= GIVEN INFORMATION =
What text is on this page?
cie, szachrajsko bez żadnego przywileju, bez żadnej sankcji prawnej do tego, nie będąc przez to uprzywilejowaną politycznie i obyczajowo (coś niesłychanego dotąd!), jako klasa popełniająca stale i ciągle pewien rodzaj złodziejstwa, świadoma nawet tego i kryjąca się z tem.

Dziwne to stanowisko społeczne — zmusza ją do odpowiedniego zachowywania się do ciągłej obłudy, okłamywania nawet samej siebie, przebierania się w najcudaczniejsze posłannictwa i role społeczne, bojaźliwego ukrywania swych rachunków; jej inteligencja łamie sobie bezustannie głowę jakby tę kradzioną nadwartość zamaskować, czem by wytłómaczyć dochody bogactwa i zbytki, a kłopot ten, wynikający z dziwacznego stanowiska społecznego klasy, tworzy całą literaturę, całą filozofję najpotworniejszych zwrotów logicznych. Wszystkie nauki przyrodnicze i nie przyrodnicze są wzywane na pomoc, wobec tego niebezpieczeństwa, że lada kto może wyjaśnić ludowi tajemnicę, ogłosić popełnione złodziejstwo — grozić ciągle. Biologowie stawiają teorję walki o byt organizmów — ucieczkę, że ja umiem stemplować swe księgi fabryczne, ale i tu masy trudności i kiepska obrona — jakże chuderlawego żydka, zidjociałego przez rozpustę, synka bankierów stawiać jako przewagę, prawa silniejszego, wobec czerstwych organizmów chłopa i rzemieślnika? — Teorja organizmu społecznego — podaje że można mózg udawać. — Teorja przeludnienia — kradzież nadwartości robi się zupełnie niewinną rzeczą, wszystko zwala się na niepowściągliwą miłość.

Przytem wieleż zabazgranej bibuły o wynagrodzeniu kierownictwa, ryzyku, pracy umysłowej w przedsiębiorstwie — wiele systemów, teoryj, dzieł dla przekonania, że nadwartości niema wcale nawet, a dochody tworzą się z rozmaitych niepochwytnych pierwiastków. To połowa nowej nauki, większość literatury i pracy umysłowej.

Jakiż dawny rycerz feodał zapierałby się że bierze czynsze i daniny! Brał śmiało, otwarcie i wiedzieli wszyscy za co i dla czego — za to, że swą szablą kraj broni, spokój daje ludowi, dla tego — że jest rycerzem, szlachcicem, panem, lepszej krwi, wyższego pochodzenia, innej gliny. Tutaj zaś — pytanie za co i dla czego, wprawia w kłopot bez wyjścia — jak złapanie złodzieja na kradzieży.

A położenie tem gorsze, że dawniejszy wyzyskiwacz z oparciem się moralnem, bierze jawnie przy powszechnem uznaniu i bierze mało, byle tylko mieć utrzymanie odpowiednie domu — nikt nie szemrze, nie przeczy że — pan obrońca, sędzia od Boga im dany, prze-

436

= WHAT IS REQUIRED =
Would you reproduce the material above in full, exactly as given?

= OUTPUT FOR THIS EXERCISE =
What text is on this page?
cie, szachrajsko bez żadnego przywileju, bez żadnej sankcji prawnej do tego, nie będąc przez to uprzywilejowaną politycznie i obyczajowo (coś niesłychanego dotąd!), jako klasa popełniająca stale i ciągle pewien rodzaj złodziejstwa, świadoma nawet tego i kryjąca się z tem.

Dziwne to stanowisko społeczne — zmusza ją do odpowiedniego zachowywania się do ciągłej obłudy, okłamywania nawet samej siebie, przebierania się w najcudaczniejsze posłannictwa i role społeczne, bojaźliwego ukrywania swych rachunków; jej inteligencja łamie sobie bezustannie głowę jakby tę kradzioną nadwartość zamaskować, czem by wytłómaczyć dochody bogactwa i zbytki, a kłopot ten, wynikający z dziwacznego stanowiska społecznego klasy, tworzy całą literaturę, całą filozofję najpotworniejszych zwrotów logicznych. Wszystkie nauki przyrodnicze i nie przyrodnicze są wzywane na pomoc, wobec tego niebezpieczeństwa, że lada kto może wyjaśnić ludowi tajemnicę, ogłosić popełnione złodziejstwo — grozić ciągle. Biologowie stawiają teorję walki o byt organizmów — ucieczkę, że ja umiem stemplować swe księgi fabryczne, ale i tu masy trudności i kiepska obrona — jakże chuderlawego żydka, zidjociałego przez rozpustę, synka bankierów stawiać jako przewagę, prawa silniejszego, wobec czerstwych organizmów chłopa i rzemieślnika? — Teorja organizmu społecznego — podaje że można mózg udawać. — Teorja przeludnienia — kradzież nadwartości robi się zupełnie niewinną rzeczą, wszystko zwala się na niepowściągliwą miłość.

Przytem wieleż zabazgranej bibuły o wynagrodzeniu kierownictwa, ryzyku, pracy umysłowej w przedsiębiorstwie — wiele systemów, teoryj, dzieł dla przekonania, że nadwartości niema wcale nawet, a dochody tworzą się z rozmaitych niepochwytnych pierwiastków. To połowa nowej nauki, większość literatury i pracy umysłowej.

Jakiż dawny rycerz feodał zapierałby się że bierze czynsze i daniny! Brał śmiało, otwarcie i wiedzieli wszyscy za co i dla czego — za to, że swą szablą kraj broni, spokój daje ludowi, dla tego — że jest rycerzem, szlachcicem, panem, lepszej krwi, wyższego pochodzenia, innej gliny. Tutaj zaś — pytanie za co i dla czego, wprawia w kłopot bez wyjścia — jak złapanie złodzieja na kradzieży.

A położenie tem gorsze, że dawniejszy wyzyskiwacz z oparciem się moralnem, bierze jawnie przy powszechnem uznaniu i bierze mało, byle tylko mieć utrzymanie odpowiednie domu — nikt nie szemrze, nie przeczy że — pan obrońca, sędzia od Boga im dany, prze-

436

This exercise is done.